= Provided data =
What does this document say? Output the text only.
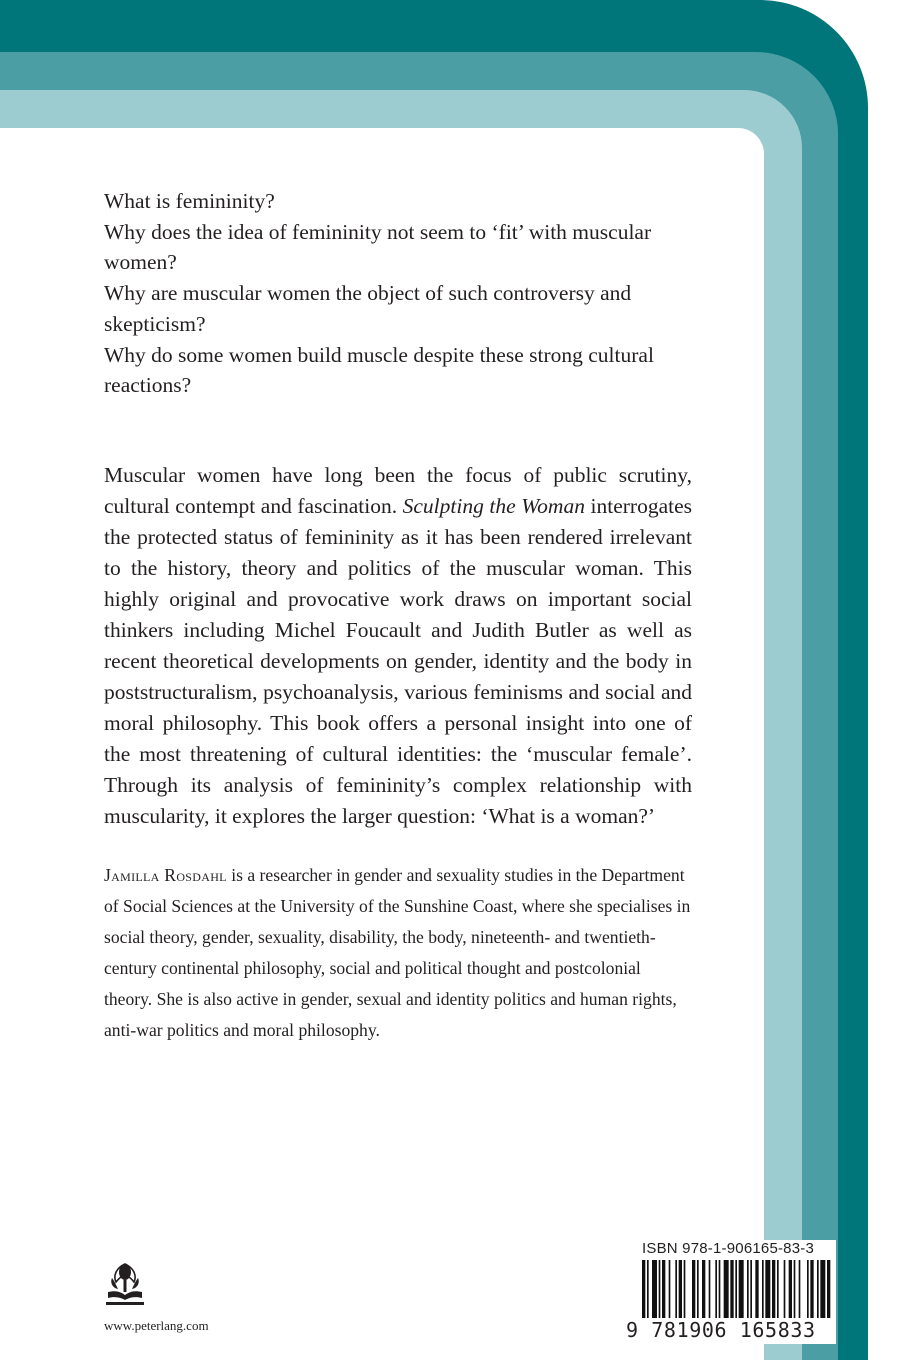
What is femininity?

Why does the idea of femininity not seem to ‘fit’ with muscular women?

Why are muscular women the object of such controversy and skepticism?

Why do some women build muscle despite these strong cultural reactions?

Muscular women have long been the focus of public scrutiny, cultural contempt and fascination. Sculpting the Woman interrogates the protected status of femininity as it has been rendered irrelevant to the history, theory and politics of the muscular woman. This highly original and provocative work draws on important social thinkers including Michel Foucault and Judith Butler as well as recent theoretical developments on gender, identity and the body in poststructuralism, psychoanalysis, various feminisms and social and moral philosophy. This book offers a personal insight into one of the most threatening of cultural identities: the ‘muscular female’. Through its analysis of femininity’s complex relationship with muscularity, it explores the larger question: ‘What is a woman?’

Jamilla Rosdahl is a researcher in gender and sexuality studies in the Department of Social Sciences at the University of the Sunshine Coast, where she specialises in social theory, gender, sexuality, disability, the body, nineteenth- and twentieth-century continental philosophy, social and political thought and postcolonial theory. She is also active in gender, sexual and identity politics and human rights, anti-war politics and moral philosophy.

www.peterlang.com
ISBN 978-1-906165-83-3
9 781906 165833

= Aim =
Your job is to transcribe the entries above exactly; skip the pictures.

= Correct answer =
What does this document say? Output the text only.
What is femininity?

Why does the idea of femininity not seem to ‘fit’ with muscular women?

Why are muscular women the object of such controversy and skepticism?

Why do some women build muscle despite these strong cultural reactions?

Muscular women have long been the focus of public scrutiny, cultural contempt and fascination. Sculpting the Woman interrogates the protected status of femininity as it has been rendered irrelevant to the history, theory and politics of the muscular woman. This highly original and provocative work draws on important social thinkers including Michel Foucault and Judith Butler as well as recent theoretical developments on gender, identity and the body in poststructuralism, psychoanalysis, various feminisms and social and moral philosophy. This book offers a personal insight into one of the most threatening of cultural identities: the ‘muscular female’. Through its analysis of femininity’s complex relationship with muscularity, it explores the larger question: ‘What is a woman?’

Jamilla Rosdahl is a researcher in gender and sexuality studies in the Department of Social Sciences at the University of the Sunshine Coast, where she specialises in social theory, gender, sexuality, disability, the body, nineteenth- and twentieth-century continental philosophy, social and political thought and postcolonial theory. She is also active in gender, sexual and identity politics and human rights, anti-war politics and moral philosophy.

www.peterlang.com
ISBN 978-1-906165-83-3
9 781906 165833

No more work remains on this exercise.